* SOURCE MATERIAL
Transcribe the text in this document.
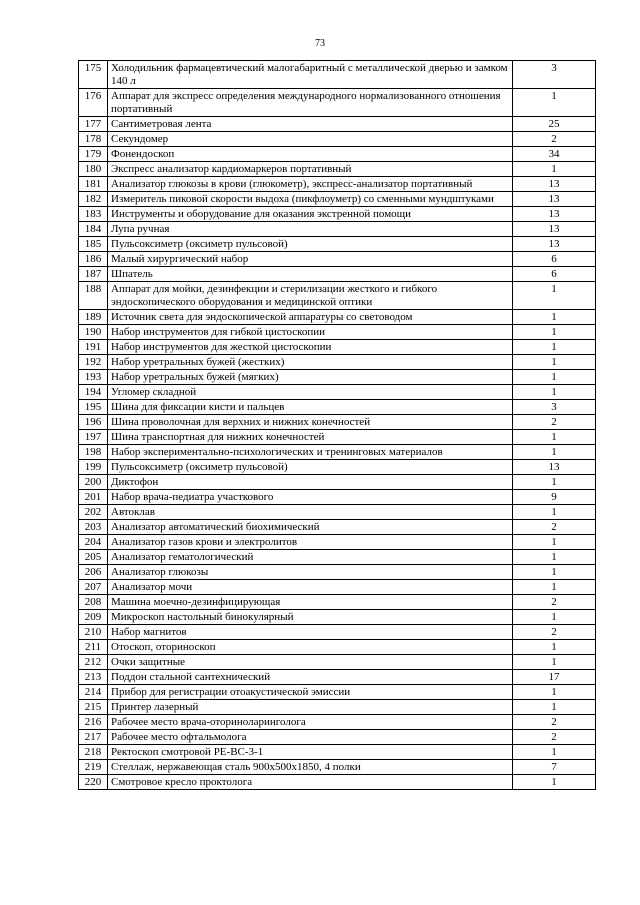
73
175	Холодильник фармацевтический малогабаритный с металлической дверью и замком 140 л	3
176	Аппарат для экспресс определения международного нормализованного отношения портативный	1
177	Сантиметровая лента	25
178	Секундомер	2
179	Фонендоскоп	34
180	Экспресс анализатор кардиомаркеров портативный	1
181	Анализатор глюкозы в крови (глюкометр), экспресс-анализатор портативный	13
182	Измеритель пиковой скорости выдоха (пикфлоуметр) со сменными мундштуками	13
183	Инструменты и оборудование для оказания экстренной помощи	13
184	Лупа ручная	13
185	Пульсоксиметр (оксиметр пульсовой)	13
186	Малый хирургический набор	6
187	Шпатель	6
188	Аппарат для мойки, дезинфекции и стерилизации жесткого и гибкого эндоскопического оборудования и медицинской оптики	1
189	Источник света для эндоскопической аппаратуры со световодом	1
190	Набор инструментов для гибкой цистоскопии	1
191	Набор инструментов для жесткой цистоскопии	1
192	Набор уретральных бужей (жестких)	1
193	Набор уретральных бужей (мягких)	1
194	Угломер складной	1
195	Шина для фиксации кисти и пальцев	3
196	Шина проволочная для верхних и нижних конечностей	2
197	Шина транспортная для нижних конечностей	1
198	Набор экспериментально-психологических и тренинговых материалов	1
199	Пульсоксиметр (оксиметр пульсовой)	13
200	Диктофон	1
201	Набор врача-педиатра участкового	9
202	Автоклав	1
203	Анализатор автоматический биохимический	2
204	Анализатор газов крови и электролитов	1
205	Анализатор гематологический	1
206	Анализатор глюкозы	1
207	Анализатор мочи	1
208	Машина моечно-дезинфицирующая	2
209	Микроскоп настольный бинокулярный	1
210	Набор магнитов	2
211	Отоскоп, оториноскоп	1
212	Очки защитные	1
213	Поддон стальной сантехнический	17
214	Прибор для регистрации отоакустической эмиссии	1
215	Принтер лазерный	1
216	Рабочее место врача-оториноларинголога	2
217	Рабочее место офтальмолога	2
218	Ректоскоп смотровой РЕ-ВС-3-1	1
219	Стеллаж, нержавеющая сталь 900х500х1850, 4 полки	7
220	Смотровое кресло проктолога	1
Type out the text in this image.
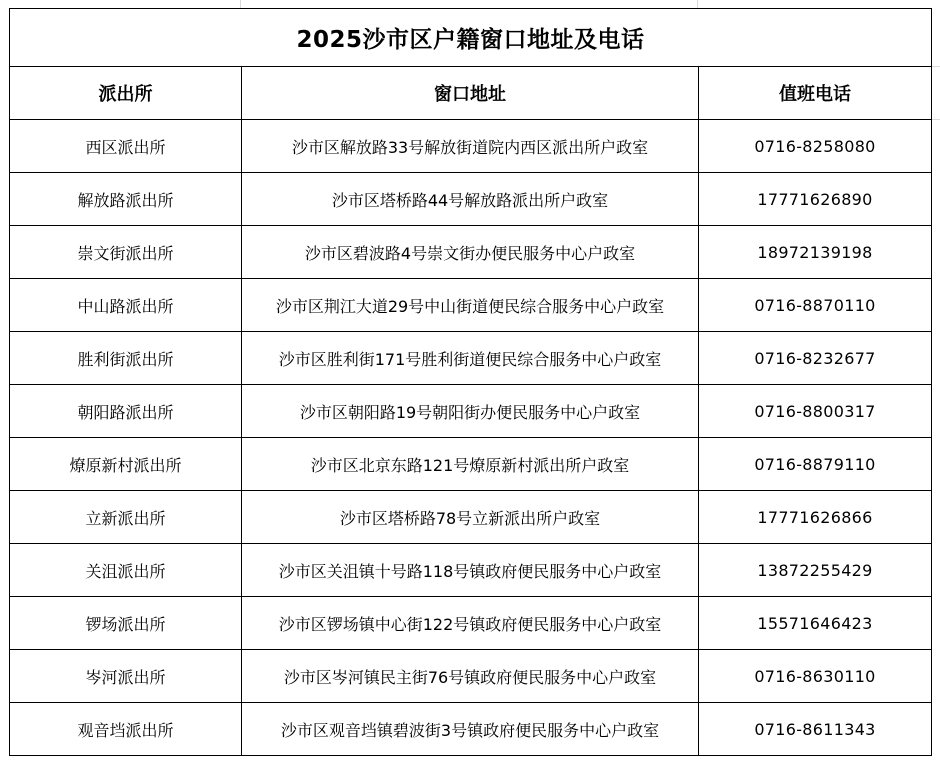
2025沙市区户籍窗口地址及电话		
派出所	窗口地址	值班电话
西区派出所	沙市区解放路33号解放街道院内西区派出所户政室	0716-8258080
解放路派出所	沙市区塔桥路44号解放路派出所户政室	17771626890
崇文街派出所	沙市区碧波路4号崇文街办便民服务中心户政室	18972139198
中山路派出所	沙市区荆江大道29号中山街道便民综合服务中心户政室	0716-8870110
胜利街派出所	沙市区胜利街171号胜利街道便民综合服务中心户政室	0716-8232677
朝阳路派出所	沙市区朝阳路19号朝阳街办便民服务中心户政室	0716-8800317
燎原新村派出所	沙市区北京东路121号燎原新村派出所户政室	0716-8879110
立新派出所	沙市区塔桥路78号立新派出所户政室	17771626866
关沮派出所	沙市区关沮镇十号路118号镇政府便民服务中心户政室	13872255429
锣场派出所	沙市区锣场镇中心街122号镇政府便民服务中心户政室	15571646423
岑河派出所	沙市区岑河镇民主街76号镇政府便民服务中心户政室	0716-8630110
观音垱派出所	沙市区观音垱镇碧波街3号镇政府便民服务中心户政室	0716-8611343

* SET PROBLEM
Restate the whole of the material word for word without the pictures.

* RESPONSE TO THIS TASK
Transcribe the text in this document.
73
175	Холодильник фармацевтический малогабаритный с металлической дверью и замком 140 л	3
176	Аппарат для экспресс определения международного нормализованного отношения портативный	1
177	Сантиметровая лента	25
178	Секундомер	2
179	Фонендоскоп	34
180	Экспресс анализатор кардиомаркеров портативный	1
181	Анализатор глюкозы в крови (глюкометр), экспресс-анализатор портативный	13
182	Измеритель пиковой скорости выдоха (пикфлоуметр) со сменными мундштуками	13
183	Инструменты и оборудование для оказания экстренной помощи	13
184	Лупа ручная	13
185	Пульсоксиметр (оксиметр пульсовой)	13
186	Малый хирургический набор	6
187	Шпатель	6
188	Аппарат для мойки, дезинфекции и стерилизации жесткого и гибкого эндоскопического оборудования и медицинской оптики	1
189	Источник света для эндоскопической аппаратуры со световодом	1
190	Набор инструментов для гибкой цистоскопии	1
191	Набор инструментов для жесткой цистоскопии	1
192	Набор уретральных бужей (жестких)	1
193	Набор уретральных бужей (мягких)	1
194	Угломер складной	1
195	Шина для фиксации кисти и пальцев	3
196	Шина проволочная для верхних и нижних конечностей	2
197	Шина транспортная для нижних конечностей	1
198	Набор экспериментально-психологических и тренинговых материалов	1
199	Пульсоксиметр (оксиметр пульсовой)	13
200	Диктофон	1
201	Набор врача-педиатра участкового	9
202	Автоклав	1
203	Анализатор автоматический биохимический	2
204	Анализатор газов крови и электролитов	1
205	Анализатор гематологический	1
206	Анализатор глюкозы	1
207	Анализатор мочи	1
208	Машина моечно-дезинфицирующая	2
209	Микроскоп настольный бинокулярный	1
210	Набор магнитов	2
211	Отоскоп, оториноскоп	1
212	Очки защитные	1
213	Поддон стальной сантехнический	17
214	Прибор для регистрации отоакустической эмиссии	1
215	Принтер лазерный	1
216	Рабочее место врача-оториноларинголога	2
217	Рабочее место офтальмолога	2
218	Ректоскоп смотровой РЕ-ВС-3-1	1
219	Стеллаж, нержавеющая сталь 900х500х1850, 4 полки	7
220	Смотровое кресло проктолога	1
Type out the text in this image.
2025沙市区户籍窗口地址及电话		
派出所	窗口地址	值班电话
西区派出所	沙市区解放路33号解放街道院内西区派出所户政室	0716-8258080
解放路派出所	沙市区塔桥路44号解放路派出所户政室	17771626890
崇文街派出所	沙市区碧波路4号崇文街办便民服务中心户政室	18972139198
中山路派出所	沙市区荆江大道29号中山街道便民综合服务中心户政室	0716-8870110
胜利街派出所	沙市区胜利街171号胜利街道便民综合服务中心户政室	0716-8232677
朝阳路派出所	沙市区朝阳路19号朝阳街办便民服务中心户政室	0716-8800317
燎原新村派出所	沙市区北京东路121号燎原新村派出所户政室	0716-8879110
立新派出所	沙市区塔桥路78号立新派出所户政室	17771626866
关沮派出所	沙市区关沮镇十号路118号镇政府便民服务中心户政室	13872255429
锣场派出所	沙市区锣场镇中心街122号镇政府便民服务中心户政室	15571646423
岑河派出所	沙市区岑河镇民主街76号镇政府便民服务中心户政室	0716-8630110
观音垱派出所	沙市区观音垱镇碧波街3号镇政府便民服务中心户政室	0716-8611343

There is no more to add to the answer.